--- What you are asked to do ---
Extract, from the listing that follows, each line containing the word "which".

--- Record extracts ---

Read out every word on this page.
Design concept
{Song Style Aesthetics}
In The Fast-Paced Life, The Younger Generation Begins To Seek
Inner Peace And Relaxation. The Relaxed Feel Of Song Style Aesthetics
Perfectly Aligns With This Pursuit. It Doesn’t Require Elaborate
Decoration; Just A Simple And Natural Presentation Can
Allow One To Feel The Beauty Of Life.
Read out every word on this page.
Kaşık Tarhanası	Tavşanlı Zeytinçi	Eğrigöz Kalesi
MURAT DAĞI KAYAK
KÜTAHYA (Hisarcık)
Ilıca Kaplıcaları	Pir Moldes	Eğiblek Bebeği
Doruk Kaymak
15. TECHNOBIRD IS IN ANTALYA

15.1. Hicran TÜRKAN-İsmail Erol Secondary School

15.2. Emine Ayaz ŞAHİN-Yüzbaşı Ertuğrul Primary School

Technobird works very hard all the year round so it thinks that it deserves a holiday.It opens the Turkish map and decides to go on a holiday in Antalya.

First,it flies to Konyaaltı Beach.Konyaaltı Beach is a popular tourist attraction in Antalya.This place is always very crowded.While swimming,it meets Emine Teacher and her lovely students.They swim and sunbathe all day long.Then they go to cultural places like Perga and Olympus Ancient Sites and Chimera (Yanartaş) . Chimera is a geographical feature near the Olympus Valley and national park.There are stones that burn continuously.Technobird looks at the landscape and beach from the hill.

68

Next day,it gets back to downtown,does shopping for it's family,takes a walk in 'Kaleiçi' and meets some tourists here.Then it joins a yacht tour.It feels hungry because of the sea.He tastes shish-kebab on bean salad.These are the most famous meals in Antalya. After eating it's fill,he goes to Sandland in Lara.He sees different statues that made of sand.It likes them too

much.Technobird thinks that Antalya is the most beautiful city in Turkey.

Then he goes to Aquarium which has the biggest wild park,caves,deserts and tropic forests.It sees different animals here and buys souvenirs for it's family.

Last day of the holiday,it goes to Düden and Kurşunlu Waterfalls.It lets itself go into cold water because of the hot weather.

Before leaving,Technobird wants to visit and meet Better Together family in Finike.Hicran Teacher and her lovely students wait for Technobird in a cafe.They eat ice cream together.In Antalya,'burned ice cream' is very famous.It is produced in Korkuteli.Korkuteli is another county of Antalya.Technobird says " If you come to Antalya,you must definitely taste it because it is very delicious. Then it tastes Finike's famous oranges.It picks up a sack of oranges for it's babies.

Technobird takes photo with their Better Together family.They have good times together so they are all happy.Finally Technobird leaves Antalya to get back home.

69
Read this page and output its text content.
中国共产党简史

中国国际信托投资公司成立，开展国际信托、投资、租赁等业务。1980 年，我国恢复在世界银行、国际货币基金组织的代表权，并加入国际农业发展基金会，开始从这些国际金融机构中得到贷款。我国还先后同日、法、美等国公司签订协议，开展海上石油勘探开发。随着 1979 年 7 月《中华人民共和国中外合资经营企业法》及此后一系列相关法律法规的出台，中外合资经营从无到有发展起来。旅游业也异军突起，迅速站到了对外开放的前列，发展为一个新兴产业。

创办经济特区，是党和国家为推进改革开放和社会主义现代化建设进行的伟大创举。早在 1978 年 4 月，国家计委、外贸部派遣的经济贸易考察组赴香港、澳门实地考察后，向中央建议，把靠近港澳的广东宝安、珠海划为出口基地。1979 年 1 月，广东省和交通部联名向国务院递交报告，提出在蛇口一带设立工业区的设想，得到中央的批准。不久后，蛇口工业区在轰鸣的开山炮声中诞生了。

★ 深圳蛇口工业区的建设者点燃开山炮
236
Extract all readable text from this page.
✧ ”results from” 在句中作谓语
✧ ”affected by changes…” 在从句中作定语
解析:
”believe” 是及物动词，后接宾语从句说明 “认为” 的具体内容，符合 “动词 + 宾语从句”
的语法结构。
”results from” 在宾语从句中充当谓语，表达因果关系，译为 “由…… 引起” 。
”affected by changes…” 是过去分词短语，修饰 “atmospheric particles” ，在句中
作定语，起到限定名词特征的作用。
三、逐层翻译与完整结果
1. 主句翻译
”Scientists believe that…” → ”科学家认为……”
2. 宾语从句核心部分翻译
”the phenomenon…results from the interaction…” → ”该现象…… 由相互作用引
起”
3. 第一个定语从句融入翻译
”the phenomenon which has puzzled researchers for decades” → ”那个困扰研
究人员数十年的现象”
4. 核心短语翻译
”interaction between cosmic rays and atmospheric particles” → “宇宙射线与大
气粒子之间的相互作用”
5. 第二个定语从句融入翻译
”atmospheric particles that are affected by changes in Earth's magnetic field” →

--- Written solution ---
Then he goes to Aquarium which has the biggest wild park,caves,deserts and tropic forests.It sees different animals here and buys souvenirs for it's family.
”the phenomenon which has puzzled researchers for decades” → ”那个困扰研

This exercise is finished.